SET PROBLEM:
Output each line exactly as it appears, skipping any embedded picture.
────────
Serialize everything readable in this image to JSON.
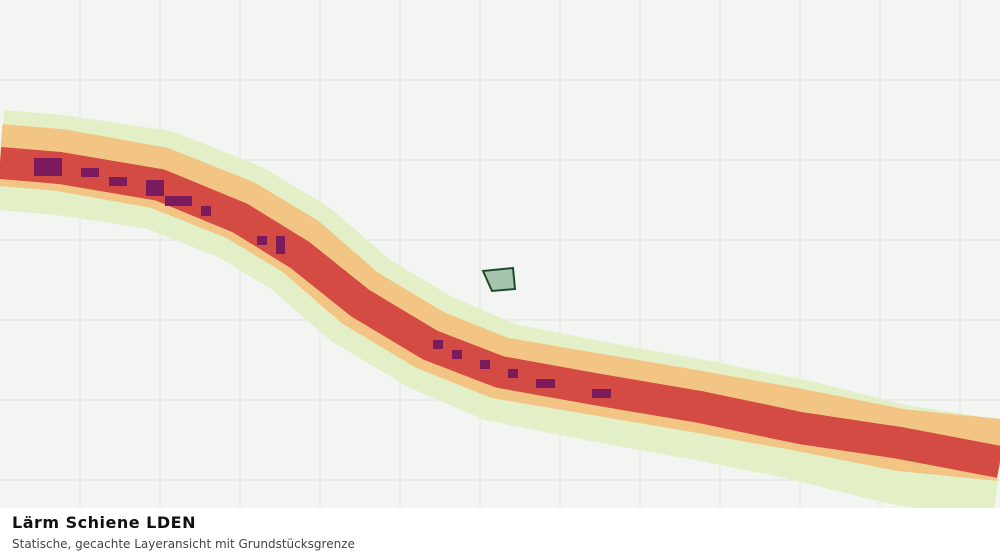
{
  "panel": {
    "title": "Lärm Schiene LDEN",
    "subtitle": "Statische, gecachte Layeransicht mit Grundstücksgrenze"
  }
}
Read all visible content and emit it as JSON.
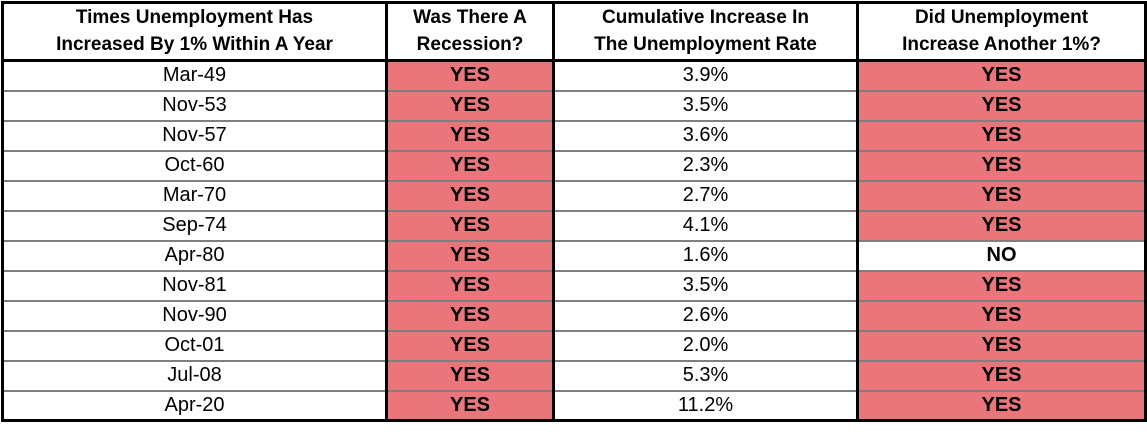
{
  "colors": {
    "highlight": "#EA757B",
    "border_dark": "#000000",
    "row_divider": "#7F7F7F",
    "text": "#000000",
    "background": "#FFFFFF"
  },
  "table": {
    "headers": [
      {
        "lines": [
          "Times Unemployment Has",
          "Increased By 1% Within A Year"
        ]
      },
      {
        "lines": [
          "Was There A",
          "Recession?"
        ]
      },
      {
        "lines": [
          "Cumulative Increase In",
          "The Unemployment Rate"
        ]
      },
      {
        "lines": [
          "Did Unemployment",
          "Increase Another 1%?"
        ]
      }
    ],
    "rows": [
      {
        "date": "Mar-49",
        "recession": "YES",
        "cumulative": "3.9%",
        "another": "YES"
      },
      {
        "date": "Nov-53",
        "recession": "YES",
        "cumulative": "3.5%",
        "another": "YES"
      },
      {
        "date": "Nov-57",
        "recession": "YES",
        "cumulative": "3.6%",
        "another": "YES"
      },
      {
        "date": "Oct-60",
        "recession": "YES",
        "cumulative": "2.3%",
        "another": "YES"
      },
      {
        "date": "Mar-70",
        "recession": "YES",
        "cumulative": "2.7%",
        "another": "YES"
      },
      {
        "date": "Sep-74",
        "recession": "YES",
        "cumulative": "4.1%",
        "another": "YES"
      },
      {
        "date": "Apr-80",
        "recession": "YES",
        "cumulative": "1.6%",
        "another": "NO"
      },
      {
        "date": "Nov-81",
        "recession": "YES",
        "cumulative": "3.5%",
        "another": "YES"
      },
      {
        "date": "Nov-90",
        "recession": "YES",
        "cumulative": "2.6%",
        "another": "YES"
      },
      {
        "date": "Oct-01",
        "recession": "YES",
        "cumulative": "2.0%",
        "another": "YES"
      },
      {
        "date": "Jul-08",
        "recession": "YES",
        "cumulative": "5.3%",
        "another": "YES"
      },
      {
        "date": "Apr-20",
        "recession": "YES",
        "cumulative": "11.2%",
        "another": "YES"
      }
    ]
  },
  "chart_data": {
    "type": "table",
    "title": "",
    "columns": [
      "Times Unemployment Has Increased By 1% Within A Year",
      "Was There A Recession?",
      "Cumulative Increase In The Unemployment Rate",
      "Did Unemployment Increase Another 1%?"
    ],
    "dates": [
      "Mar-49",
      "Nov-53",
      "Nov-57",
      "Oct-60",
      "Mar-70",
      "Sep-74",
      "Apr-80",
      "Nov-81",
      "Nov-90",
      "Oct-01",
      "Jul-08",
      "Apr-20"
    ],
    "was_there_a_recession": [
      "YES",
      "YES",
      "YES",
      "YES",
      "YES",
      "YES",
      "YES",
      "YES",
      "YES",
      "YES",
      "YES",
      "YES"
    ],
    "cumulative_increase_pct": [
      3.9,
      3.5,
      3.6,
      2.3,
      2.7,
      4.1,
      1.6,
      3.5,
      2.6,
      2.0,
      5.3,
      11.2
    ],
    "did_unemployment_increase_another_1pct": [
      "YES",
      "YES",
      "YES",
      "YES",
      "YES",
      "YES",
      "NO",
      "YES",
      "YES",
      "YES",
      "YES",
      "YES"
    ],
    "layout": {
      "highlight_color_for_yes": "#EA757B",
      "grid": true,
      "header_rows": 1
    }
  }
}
────────
EXERCISE OUTPUT:
Serialize everything readable in this image to JSON.
{
  "panel": {
    "title": "Lärm Schiene LDEN",
    "subtitle": "Statische, gecachte Layeransicht mit Grundstücksgrenze"
  }
}
Read all visible content and emit it as JSON.
{
  "colors": {
    "highlight": "#EA757B",
    "border_dark": "#000000",
    "row_divider": "#7F7F7F",
    "text": "#000000",
    "background": "#FFFFFF"
  },
  "table": {
    "headers": [
      {
        "lines": [
          "Times Unemployment Has",
          "Increased By 1% Within A Year"
        ]
      },
      {
        "lines": [
          "Was There A",
          "Recession?"
        ]
      },
      {
        "lines": [
          "Cumulative Increase In",
          "The Unemployment Rate"
        ]
      },
      {
        "lines": [
          "Did Unemployment",
          "Increase Another 1%?"
        ]
      }
    ],
    "rows": [
      {
        "date": "Mar-49",
        "recession": "YES",
        "cumulative": "3.9%",
        "another": "YES"
      },
      {
        "date": "Nov-53",
        "recession": "YES",
        "cumulative": "3.5%",
        "another": "YES"
      },
      {
        "date": "Nov-57",
        "recession": "YES",
        "cumulative": "3.6%",
        "another": "YES"
      },
      {
        "date": "Oct-60",
        "recession": "YES",
        "cumulative": "2.3%",
        "another": "YES"
      },
      {
        "date": "Mar-70",
        "recession": "YES",
        "cumulative": "2.7%",
        "another": "YES"
      },
      {
        "date": "Sep-74",
        "recession": "YES",
        "cumulative": "4.1%",
        "another": "YES"
      },
      {
        "date": "Apr-80",
        "recession": "YES",
        "cumulative": "1.6%",
        "another": "NO"
      },
      {
        "date": "Nov-81",
        "recession": "YES",
        "cumulative": "3.5%",
        "another": "YES"
      },
      {
        "date": "Nov-90",
        "recession": "YES",
        "cumulative": "2.6%",
        "another": "YES"
      },
      {
        "date": "Oct-01",
        "recession": "YES",
        "cumulative": "2.0%",
        "another": "YES"
      },
      {
        "date": "Jul-08",
        "recession": "YES",
        "cumulative": "5.3%",
        "another": "YES"
      },
      {
        "date": "Apr-20",
        "recession": "YES",
        "cumulative": "11.2%",
        "another": "YES"
      }
    ]
  },
  "chart_data": {
    "type": "table",
    "title": "",
    "columns": [
      "Times Unemployment Has Increased By 1% Within A Year",
      "Was There A Recession?",
      "Cumulative Increase In The Unemployment Rate",
      "Did Unemployment Increase Another 1%?"
    ],
    "dates": [
      "Mar-49",
      "Nov-53",
      "Nov-57",
      "Oct-60",
      "Mar-70",
      "Sep-74",
      "Apr-80",
      "Nov-81",
      "Nov-90",
      "Oct-01",
      "Jul-08",
      "Apr-20"
    ],
    "was_there_a_recession": [
      "YES",
      "YES",
      "YES",
      "YES",
      "YES",
      "YES",
      "YES",
      "YES",
      "YES",
      "YES",
      "YES",
      "YES"
    ],
    "cumulative_increase_pct": [
      3.9,
      3.5,
      3.6,
      2.3,
      2.7,
      4.1,
      1.6,
      3.5,
      2.6,
      2.0,
      5.3,
      11.2
    ],
    "did_unemployment_increase_another_1pct": [
      "YES",
      "YES",
      "YES",
      "YES",
      "YES",
      "YES",
      "NO",
      "YES",
      "YES",
      "YES",
      "YES",
      "YES"
    ],
    "layout": {
      "highlight_color_for_yes": "#EA757B",
      "grid": true,
      "header_rows": 1
    }
  }
}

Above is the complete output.